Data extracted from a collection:
◇ ◇ ◇

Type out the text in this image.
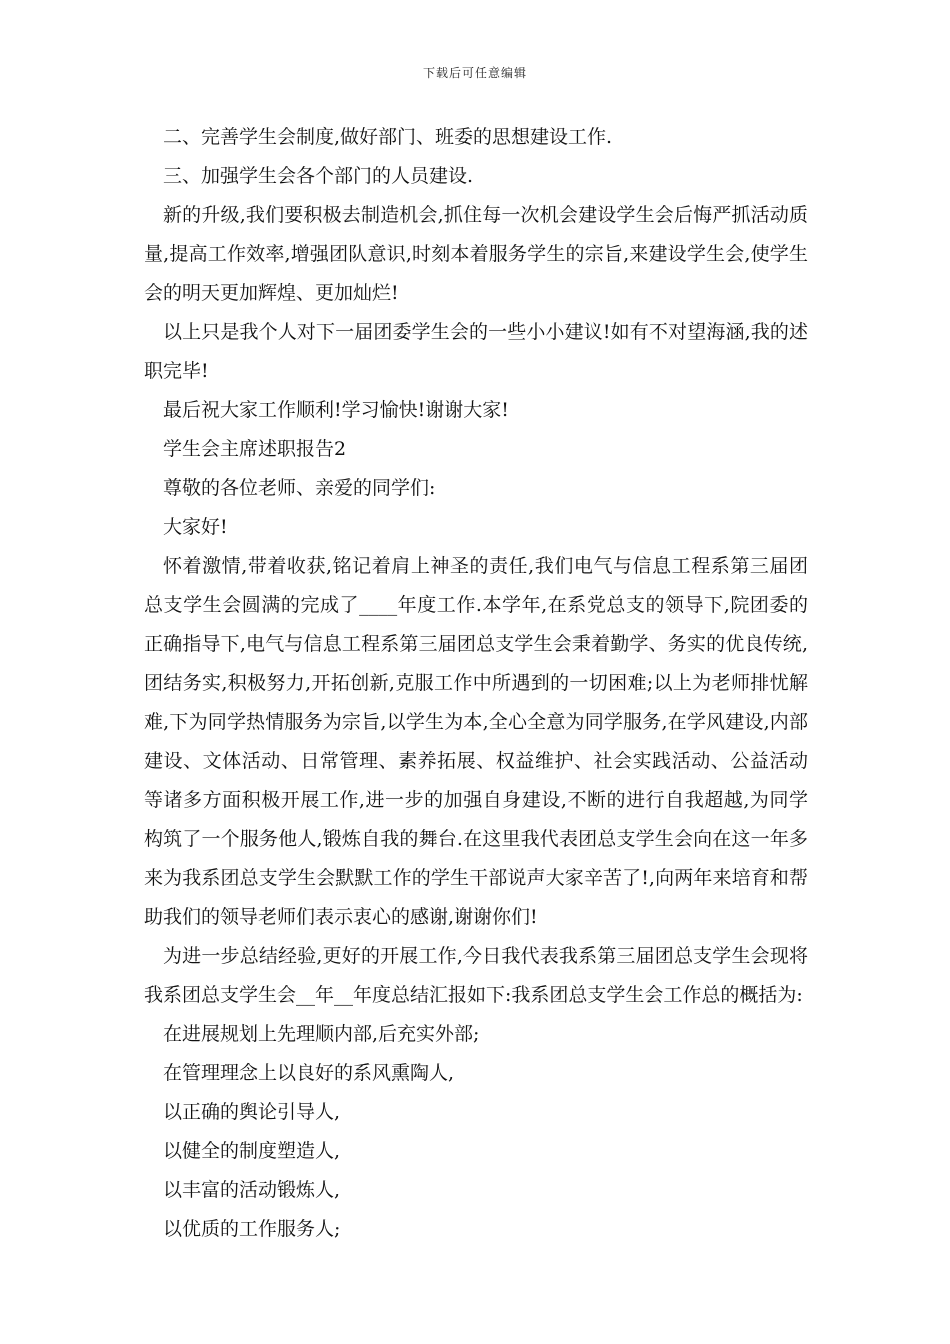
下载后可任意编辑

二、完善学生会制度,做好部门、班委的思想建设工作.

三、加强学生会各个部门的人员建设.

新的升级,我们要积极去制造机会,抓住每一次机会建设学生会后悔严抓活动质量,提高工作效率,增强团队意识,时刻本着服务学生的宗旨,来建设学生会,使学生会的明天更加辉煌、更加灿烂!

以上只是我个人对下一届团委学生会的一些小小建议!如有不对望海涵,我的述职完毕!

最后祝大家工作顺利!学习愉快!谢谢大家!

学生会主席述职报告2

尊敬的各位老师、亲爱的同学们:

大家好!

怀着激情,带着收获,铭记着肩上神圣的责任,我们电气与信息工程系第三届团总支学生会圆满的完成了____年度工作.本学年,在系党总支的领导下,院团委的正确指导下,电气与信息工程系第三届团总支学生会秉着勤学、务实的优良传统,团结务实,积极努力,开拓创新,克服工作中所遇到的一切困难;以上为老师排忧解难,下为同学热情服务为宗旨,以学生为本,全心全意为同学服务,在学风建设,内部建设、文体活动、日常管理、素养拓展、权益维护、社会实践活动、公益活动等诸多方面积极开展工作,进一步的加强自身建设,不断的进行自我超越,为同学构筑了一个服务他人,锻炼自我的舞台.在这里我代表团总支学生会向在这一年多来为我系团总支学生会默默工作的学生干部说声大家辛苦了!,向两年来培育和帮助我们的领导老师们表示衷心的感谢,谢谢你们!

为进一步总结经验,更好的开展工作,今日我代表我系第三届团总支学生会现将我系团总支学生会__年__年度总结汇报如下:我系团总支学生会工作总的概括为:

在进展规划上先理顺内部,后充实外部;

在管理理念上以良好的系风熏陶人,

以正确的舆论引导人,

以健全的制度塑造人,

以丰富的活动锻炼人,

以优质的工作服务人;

◇ ◇ ◇

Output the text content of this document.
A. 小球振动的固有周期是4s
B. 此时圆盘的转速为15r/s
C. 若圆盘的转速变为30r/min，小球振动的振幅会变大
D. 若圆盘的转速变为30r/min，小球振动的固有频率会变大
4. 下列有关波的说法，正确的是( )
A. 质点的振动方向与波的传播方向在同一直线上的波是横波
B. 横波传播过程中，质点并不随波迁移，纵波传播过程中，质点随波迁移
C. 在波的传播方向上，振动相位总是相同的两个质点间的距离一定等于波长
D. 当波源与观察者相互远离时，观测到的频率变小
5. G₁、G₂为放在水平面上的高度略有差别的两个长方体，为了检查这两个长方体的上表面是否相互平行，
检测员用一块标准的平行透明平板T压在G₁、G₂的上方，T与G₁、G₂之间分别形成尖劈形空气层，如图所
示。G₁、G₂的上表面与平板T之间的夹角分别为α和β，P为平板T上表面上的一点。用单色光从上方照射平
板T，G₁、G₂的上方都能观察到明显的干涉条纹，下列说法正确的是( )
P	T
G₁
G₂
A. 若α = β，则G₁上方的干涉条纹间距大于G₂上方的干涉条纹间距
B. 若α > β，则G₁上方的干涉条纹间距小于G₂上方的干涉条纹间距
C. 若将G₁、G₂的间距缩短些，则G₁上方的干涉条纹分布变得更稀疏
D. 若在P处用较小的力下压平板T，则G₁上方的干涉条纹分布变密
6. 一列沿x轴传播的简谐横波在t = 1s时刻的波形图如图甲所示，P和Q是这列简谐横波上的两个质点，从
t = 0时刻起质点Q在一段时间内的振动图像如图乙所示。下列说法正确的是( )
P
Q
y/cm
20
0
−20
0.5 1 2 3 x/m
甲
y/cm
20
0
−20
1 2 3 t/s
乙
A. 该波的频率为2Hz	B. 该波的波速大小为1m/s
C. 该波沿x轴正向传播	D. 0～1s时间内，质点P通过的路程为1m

◇ ◇ ◇

:: Problem to work on ::
Identify each line of the material where the word "this" shows up, and copy it.

:: Written response ::
Type out the text in this image.
Output the text content of this document.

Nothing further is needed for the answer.